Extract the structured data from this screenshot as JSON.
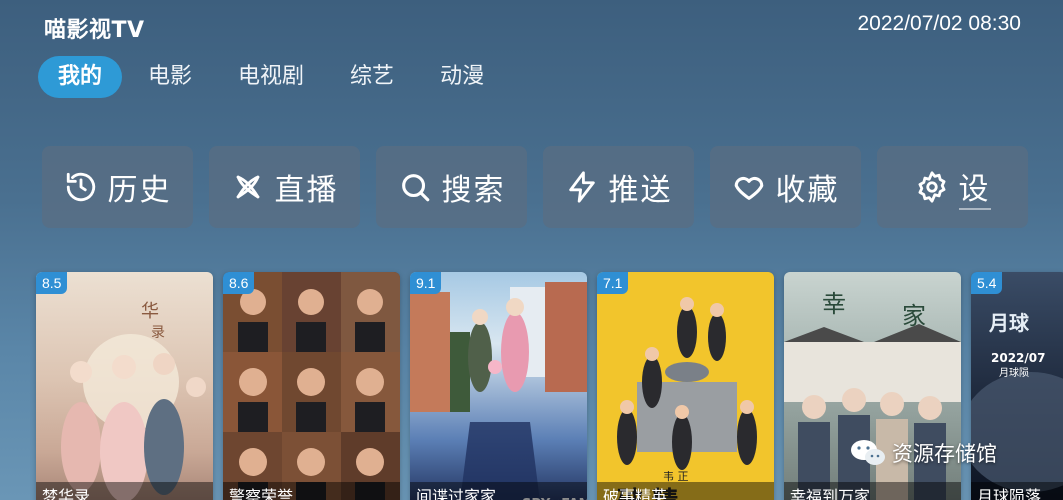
{
  "header": {
    "app_title": "喵影视TV",
    "datetime": "2022/07/02 08:30"
  },
  "nav": {
    "tabs": [
      {
        "label": "我的",
        "active": true
      },
      {
        "label": "电影",
        "active": false
      },
      {
        "label": "电视剧",
        "active": false
      },
      {
        "label": "综艺",
        "active": false
      },
      {
        "label": "动漫",
        "active": false
      }
    ]
  },
  "quick_actions": [
    {
      "label": "历史",
      "icon": "history-icon"
    },
    {
      "label": "直播",
      "icon": "live-icon"
    },
    {
      "label": "搜索",
      "icon": "search-icon"
    },
    {
      "label": "推送",
      "icon": "lightning-icon"
    },
    {
      "label": "收藏",
      "icon": "heart-icon"
    },
    {
      "label": "设",
      "icon": "gear-icon"
    }
  ],
  "recommend": [
    {
      "title": "梦华录",
      "rating": "8.5",
      "color_top": "#e9d6c8",
      "color_bottom": "#b99a8a"
    },
    {
      "title": "警察荣誉",
      "rating": "8.6",
      "color_top": "#7a5038",
      "color_bottom": "#3a2418"
    },
    {
      "title": "间谍过家家",
      "rating": "9.1",
      "color_top": "#8fb8d8",
      "color_bottom": "#1c2a55"
    },
    {
      "title": "破事精英",
      "rating": "7.1",
      "color_top": "#f3c62a",
      "color_bottom": "#d8a212"
    },
    {
      "title": "幸福到万家",
      "rating": "",
      "color_top": "#b7c4c2",
      "color_bottom": "#55605e"
    },
    {
      "title": "月球陨落",
      "rating": "5.4",
      "color_top": "#2a3a52",
      "color_bottom": "#0c1524"
    }
  ],
  "recommend_extra_text": [
    "2022/07",
    "月球陨"
  ],
  "watermark": {
    "text": "资源存储馆",
    "icon": "wechat-icon"
  },
  "colors": {
    "accent": "#2e9ad6",
    "rating_badge": "#2f8fd4"
  }
}
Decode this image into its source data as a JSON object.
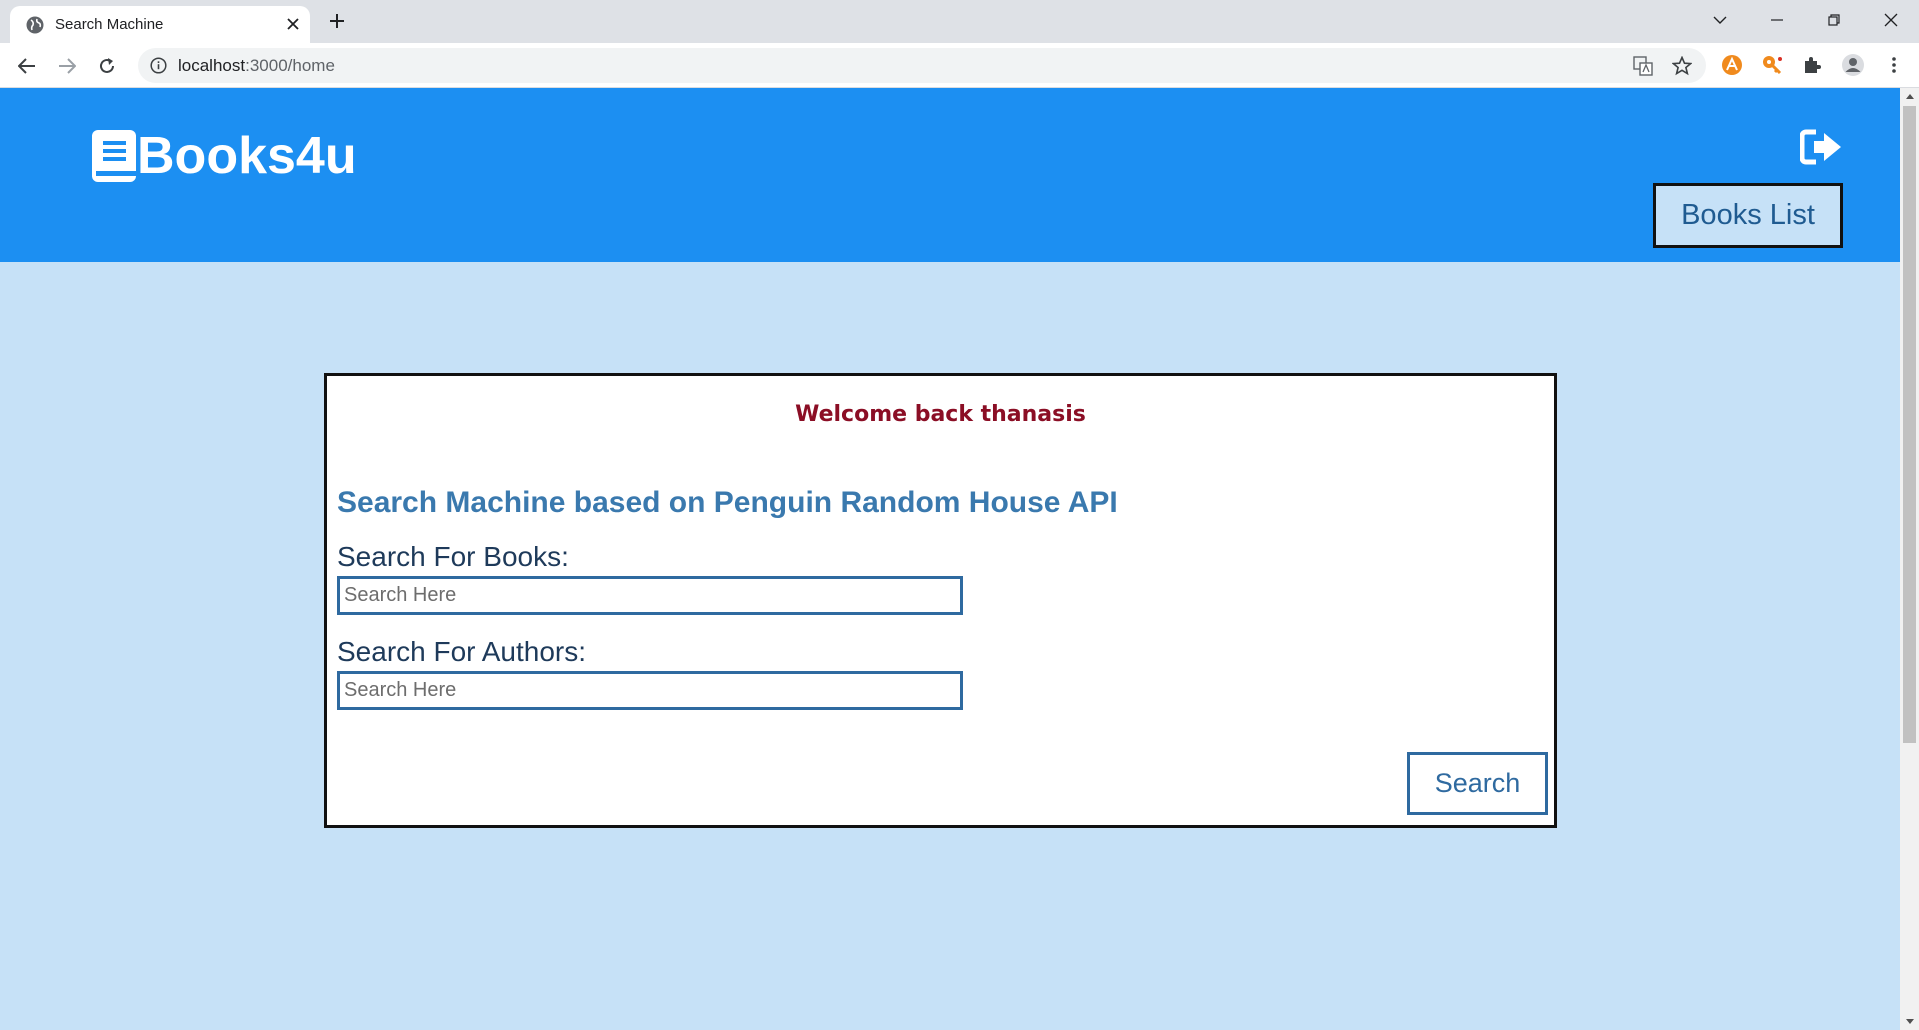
{
  "browser": {
    "tab_title": "Search Machine",
    "url_host": "localhost",
    "url_path": ":3000/home"
  },
  "header": {
    "logo_text": "Books4u",
    "books_list_label": "Books List",
    "color": "#1c8ff2"
  },
  "card": {
    "welcome": "Welcome back thanasis",
    "title": "Search Machine based on Penguin Random House API",
    "books_label": "Search For Books:",
    "books_placeholder": "Search Here",
    "authors_label": "Search For Authors:",
    "authors_placeholder": "Search Here",
    "search_button": "Search"
  },
  "colors": {
    "page_background": "#c6e1f7",
    "accent": "#2f6aa0",
    "welcome": "#8b0e25"
  }
}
◆ ◆ ◆
Task description: Repeat exactly the lines in the entries from the one containing "Decode this image" to the final line, inclusive, and nothing beyond them; skip pictures.

Reply to the task:
Decode this image into its source data as a JSON object.
{
  "browser": {
    "tab_title": "Search Machine",
    "url_host": "localhost",
    "url_path": ":3000/home"
  },
  "header": {
    "logo_text": "Books4u",
    "books_list_label": "Books List",
    "color": "#1c8ff2"
  },
  "card": {
    "welcome": "Welcome back thanasis",
    "title": "Search Machine based on Penguin Random House API",
    "books_label": "Search For Books:",
    "books_placeholder": "Search Here",
    "authors_label": "Search For Authors:",
    "authors_placeholder": "Search Here",
    "search_button": "Search"
  },
  "colors": {
    "page_background": "#c6e1f7",
    "accent": "#2f6aa0",
    "welcome": "#8b0e25"
  }
}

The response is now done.